▸ What you need to do:
Look through the material below. Copy every line with the string "days" in it.

▸ Extracted material:
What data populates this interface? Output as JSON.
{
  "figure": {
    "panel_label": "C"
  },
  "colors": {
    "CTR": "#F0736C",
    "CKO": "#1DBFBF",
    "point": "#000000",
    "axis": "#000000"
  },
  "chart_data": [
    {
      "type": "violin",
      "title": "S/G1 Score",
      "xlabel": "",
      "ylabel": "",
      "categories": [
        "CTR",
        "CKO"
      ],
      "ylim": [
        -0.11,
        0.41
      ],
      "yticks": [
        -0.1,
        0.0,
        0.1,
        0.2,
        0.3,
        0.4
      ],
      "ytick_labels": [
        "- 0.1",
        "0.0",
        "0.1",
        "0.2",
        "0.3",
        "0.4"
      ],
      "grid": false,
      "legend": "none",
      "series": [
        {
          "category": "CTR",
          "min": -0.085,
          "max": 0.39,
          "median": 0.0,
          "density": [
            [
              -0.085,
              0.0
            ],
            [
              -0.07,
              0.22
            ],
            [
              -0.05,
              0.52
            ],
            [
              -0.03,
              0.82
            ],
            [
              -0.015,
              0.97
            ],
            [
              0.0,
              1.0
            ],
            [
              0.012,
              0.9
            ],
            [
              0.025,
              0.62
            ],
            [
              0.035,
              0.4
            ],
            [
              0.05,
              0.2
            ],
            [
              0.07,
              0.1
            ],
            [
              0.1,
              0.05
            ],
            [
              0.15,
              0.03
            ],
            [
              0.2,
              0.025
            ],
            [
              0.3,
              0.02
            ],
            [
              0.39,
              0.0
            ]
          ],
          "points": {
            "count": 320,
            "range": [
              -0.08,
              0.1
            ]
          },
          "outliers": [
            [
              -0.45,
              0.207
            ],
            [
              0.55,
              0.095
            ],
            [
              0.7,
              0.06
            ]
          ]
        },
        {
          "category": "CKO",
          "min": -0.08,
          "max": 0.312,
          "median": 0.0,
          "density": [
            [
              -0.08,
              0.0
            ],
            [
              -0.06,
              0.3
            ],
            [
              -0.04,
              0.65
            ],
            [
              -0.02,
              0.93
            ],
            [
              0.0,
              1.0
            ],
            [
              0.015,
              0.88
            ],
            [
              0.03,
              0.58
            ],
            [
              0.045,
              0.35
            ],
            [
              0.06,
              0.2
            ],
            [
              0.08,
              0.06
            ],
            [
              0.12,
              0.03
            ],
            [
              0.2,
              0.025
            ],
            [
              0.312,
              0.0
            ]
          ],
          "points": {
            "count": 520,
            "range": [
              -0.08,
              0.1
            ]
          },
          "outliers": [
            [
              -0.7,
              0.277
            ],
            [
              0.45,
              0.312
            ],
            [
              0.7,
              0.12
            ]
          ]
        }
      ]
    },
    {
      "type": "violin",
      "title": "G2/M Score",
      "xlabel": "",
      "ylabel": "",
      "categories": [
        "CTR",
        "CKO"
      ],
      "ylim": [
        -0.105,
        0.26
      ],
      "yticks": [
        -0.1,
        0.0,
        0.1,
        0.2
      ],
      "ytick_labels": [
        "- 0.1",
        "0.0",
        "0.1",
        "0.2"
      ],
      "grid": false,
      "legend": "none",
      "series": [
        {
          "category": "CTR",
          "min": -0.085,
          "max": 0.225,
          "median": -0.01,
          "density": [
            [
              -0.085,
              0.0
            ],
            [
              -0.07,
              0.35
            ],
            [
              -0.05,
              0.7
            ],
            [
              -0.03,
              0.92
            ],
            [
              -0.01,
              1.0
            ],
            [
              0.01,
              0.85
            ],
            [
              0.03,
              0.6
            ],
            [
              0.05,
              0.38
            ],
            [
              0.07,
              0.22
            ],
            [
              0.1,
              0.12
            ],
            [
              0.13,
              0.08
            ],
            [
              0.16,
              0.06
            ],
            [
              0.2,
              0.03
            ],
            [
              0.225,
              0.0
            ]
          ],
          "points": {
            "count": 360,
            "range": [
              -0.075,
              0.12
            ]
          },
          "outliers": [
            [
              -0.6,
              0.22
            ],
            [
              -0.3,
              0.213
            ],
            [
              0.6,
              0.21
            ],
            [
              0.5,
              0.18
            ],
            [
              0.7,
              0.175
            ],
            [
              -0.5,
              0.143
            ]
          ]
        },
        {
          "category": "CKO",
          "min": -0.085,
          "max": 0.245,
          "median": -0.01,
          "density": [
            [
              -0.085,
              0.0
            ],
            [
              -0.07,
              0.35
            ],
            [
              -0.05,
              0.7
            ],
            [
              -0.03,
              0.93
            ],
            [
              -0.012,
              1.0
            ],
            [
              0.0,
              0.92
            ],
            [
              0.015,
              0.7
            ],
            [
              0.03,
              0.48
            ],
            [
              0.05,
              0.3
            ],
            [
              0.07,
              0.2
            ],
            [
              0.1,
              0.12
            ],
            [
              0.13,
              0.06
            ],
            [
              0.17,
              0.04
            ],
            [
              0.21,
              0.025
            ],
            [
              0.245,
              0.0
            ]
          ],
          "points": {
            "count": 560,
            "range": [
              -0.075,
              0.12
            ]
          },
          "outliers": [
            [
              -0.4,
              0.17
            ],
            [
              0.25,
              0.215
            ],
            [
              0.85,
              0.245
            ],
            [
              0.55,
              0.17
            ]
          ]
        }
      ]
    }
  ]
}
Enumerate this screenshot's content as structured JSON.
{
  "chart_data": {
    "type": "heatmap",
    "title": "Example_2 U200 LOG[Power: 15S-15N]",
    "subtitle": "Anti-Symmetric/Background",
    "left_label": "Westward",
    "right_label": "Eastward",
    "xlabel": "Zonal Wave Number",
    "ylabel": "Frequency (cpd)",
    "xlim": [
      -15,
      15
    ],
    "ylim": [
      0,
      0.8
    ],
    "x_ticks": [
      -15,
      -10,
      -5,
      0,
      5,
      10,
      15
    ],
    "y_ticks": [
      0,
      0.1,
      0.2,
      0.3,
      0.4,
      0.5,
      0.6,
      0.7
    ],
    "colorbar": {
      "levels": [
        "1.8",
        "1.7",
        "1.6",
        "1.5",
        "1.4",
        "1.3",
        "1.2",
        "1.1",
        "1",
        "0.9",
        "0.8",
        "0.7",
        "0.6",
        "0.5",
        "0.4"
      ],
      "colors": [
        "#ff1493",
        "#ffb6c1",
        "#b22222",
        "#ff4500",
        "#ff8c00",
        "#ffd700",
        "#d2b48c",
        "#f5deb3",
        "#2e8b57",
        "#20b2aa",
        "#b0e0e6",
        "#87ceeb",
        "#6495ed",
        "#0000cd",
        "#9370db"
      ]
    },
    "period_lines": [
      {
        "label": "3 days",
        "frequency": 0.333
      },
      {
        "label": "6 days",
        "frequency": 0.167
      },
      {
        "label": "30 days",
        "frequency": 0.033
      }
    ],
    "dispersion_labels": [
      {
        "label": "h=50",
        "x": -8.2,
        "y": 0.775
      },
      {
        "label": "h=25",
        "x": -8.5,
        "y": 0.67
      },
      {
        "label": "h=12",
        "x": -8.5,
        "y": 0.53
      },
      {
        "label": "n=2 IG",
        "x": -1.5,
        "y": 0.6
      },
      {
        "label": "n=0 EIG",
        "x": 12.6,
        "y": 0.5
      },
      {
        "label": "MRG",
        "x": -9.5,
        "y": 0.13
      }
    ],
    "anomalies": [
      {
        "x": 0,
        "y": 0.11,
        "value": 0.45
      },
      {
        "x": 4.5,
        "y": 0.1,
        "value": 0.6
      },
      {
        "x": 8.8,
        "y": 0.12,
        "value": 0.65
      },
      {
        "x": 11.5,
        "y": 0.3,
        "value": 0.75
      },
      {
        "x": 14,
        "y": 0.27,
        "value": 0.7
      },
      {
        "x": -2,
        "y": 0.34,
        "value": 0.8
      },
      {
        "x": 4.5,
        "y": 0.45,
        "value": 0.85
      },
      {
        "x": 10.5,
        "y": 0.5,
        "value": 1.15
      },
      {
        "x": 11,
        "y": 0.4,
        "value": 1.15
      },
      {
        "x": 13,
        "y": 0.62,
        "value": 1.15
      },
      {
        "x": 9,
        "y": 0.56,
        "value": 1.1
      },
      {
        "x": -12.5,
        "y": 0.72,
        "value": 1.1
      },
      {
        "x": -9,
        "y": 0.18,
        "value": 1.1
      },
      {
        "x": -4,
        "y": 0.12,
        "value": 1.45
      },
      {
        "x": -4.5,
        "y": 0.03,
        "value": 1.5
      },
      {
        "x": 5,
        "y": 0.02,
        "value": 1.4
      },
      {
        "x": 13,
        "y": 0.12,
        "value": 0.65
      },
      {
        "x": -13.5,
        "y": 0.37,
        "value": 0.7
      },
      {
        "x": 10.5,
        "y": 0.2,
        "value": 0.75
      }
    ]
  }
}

▸ Task answer:
        "label": "3 days",
        "label": "6 days",
        "label": "30 days",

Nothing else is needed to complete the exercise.